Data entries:
▼

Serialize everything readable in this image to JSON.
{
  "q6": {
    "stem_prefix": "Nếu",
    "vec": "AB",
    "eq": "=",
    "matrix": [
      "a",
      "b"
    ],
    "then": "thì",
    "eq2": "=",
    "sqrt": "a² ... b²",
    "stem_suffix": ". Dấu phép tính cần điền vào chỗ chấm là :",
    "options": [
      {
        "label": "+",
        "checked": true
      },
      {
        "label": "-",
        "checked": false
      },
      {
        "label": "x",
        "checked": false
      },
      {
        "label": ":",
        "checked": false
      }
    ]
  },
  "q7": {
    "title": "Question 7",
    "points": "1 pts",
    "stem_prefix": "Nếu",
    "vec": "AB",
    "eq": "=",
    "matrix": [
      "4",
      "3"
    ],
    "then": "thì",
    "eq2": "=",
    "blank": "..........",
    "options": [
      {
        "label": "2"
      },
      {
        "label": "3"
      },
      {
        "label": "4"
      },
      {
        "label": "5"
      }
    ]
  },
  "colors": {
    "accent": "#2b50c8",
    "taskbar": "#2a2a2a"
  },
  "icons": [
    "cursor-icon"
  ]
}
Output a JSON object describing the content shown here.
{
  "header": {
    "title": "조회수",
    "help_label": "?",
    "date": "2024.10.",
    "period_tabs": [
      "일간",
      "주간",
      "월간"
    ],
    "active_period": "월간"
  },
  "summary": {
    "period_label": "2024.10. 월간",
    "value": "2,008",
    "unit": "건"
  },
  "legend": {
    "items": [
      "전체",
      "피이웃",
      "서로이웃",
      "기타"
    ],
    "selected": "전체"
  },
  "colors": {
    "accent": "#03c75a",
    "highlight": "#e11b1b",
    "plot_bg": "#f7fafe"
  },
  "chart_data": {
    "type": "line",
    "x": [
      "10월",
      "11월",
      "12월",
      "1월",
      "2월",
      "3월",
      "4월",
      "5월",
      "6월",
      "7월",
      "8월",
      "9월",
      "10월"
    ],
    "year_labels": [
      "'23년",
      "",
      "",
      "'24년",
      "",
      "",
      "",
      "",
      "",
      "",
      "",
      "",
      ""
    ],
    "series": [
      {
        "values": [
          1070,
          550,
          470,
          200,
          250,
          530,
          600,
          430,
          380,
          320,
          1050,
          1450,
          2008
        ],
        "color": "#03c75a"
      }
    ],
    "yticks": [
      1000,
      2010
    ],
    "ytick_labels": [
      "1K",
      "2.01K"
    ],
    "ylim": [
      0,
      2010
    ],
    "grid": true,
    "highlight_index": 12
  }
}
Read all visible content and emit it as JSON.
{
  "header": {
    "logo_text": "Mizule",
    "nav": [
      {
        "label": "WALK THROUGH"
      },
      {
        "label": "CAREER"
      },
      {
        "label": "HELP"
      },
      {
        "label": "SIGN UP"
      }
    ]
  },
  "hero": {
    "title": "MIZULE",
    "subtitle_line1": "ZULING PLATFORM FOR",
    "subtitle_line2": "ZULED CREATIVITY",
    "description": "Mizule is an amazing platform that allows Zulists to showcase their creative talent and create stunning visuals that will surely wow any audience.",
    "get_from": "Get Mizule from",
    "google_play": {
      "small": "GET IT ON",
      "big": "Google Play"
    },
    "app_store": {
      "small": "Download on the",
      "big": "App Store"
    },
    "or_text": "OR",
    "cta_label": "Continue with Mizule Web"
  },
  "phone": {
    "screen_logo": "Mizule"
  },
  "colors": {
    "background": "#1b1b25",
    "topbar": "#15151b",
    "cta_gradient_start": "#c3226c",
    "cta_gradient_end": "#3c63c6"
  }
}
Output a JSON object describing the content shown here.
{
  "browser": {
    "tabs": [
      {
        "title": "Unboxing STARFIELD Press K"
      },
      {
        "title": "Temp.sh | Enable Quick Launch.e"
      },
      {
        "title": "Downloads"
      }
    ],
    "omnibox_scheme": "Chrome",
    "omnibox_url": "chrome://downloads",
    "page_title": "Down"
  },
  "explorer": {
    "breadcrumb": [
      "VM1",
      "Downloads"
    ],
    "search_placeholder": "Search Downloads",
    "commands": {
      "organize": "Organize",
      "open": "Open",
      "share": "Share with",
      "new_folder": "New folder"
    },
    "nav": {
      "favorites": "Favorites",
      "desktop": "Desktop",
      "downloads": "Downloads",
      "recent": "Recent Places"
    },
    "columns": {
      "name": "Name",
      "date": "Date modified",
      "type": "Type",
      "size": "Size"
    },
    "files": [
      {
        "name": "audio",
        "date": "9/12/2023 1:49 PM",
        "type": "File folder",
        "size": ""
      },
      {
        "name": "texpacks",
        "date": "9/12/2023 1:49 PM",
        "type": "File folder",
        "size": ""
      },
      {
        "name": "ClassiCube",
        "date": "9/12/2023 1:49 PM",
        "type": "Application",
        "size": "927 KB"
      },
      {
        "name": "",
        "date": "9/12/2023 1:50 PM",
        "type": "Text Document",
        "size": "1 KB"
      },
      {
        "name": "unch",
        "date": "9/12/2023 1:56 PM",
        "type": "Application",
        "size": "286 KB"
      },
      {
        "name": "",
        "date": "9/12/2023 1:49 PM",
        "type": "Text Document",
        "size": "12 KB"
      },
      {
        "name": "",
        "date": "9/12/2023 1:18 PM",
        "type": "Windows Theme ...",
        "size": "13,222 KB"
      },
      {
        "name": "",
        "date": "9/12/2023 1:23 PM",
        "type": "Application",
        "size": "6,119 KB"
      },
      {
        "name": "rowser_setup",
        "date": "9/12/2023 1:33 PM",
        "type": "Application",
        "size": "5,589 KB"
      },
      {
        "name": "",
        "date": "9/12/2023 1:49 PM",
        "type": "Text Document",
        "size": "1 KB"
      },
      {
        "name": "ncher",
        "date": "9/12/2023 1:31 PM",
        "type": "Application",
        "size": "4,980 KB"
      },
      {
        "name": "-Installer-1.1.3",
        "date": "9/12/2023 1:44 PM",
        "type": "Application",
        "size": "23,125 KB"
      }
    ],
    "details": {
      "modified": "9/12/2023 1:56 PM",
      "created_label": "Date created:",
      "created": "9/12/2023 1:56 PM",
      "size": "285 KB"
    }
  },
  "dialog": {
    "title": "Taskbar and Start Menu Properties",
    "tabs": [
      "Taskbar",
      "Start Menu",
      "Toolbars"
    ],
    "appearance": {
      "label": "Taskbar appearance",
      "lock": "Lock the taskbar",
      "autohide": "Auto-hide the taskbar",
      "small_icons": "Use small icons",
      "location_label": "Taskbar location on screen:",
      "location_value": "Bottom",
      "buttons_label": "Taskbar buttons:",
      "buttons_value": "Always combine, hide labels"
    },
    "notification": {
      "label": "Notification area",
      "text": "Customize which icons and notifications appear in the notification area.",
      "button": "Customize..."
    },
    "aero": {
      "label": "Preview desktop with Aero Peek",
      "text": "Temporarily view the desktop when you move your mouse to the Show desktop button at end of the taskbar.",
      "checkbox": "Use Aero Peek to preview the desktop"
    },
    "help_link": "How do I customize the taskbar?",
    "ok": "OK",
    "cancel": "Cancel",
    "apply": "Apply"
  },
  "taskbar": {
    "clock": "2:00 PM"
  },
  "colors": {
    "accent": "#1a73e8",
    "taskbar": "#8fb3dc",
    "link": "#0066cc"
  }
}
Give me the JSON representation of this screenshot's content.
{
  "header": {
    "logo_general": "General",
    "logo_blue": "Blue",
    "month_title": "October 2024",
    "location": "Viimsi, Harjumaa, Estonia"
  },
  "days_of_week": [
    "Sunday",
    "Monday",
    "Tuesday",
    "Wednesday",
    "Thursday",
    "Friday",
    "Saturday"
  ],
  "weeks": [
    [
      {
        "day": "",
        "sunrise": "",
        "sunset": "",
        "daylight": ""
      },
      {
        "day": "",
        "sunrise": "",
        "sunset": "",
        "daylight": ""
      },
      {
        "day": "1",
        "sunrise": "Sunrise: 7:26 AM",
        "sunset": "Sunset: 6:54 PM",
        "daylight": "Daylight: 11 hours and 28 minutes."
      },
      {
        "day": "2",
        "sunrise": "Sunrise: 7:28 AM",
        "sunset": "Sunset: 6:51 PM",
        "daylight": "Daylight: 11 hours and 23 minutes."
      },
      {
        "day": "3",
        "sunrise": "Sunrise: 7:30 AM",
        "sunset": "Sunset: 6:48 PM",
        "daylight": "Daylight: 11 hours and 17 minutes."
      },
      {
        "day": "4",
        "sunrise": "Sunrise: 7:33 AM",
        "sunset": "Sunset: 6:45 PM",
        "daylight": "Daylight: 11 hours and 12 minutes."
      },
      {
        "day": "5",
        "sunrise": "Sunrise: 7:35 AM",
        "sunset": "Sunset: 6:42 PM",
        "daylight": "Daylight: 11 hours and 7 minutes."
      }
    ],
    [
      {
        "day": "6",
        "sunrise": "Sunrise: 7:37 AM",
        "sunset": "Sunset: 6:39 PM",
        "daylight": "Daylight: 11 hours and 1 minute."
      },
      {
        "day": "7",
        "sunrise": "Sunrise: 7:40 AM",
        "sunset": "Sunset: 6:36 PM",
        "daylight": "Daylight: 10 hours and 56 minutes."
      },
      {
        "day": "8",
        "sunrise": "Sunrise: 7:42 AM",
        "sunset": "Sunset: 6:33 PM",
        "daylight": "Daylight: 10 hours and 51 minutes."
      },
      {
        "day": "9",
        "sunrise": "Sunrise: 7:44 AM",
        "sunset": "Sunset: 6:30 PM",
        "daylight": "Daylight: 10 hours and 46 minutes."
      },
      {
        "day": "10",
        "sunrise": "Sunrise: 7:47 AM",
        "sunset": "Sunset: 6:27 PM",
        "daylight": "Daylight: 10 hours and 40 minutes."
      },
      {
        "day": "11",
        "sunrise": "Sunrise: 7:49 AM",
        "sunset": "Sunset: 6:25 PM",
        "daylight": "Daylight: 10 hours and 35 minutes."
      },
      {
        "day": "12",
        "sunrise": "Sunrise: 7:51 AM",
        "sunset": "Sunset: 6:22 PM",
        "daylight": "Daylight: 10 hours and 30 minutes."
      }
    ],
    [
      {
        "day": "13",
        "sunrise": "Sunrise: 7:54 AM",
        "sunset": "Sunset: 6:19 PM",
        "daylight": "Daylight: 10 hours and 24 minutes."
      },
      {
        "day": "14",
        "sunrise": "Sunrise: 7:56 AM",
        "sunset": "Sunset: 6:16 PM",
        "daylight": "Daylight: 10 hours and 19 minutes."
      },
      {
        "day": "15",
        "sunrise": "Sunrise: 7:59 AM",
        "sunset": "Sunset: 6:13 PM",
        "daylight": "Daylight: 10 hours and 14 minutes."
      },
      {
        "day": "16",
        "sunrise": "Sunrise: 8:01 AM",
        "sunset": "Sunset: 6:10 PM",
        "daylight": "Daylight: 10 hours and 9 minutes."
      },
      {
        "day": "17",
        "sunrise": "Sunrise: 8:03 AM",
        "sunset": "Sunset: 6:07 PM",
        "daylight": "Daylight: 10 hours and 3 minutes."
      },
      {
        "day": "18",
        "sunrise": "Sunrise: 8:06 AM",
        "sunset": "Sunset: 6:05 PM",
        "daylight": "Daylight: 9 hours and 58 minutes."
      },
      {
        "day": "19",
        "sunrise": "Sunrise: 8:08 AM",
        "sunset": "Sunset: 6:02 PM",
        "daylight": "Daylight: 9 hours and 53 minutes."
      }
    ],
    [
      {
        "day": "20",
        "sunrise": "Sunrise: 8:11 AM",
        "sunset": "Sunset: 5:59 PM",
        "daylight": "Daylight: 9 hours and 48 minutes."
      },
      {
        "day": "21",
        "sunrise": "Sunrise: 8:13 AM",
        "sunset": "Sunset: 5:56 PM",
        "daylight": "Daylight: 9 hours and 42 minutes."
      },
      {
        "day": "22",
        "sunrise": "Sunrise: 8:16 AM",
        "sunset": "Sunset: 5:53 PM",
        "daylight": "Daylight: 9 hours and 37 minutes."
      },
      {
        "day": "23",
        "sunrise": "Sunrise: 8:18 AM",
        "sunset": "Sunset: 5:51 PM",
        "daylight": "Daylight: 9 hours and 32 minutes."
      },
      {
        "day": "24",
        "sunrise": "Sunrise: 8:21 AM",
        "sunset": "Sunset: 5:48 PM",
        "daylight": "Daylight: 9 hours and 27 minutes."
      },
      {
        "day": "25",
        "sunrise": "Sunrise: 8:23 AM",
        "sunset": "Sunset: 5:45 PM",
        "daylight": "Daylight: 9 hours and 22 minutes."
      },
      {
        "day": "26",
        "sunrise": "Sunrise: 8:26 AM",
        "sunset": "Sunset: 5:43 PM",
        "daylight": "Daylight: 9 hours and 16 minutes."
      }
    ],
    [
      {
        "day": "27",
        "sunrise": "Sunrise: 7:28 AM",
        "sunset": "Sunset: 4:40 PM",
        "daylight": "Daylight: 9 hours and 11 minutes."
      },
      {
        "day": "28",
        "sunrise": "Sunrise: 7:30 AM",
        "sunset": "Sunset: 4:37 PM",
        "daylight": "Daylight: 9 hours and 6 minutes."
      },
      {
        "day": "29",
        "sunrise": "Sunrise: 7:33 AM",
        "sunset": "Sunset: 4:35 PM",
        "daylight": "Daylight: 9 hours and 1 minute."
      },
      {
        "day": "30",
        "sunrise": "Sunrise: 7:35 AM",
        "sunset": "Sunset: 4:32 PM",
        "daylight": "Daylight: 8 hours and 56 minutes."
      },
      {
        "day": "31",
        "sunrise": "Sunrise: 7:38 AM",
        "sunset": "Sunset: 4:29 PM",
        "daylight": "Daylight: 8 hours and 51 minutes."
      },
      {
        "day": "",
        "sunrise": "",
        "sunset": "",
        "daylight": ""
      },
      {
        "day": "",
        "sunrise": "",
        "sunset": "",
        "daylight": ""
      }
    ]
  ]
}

▲

Scan the material above for the string "JSON" and report each line where you find it.

Serialize everything readable in this image to JSON.
Output a JSON object describing the content shown here.
Read all visible content and emit it as JSON.
Output a JSON object describing the content shown here.
Give me the JSON representation of this screenshot's content.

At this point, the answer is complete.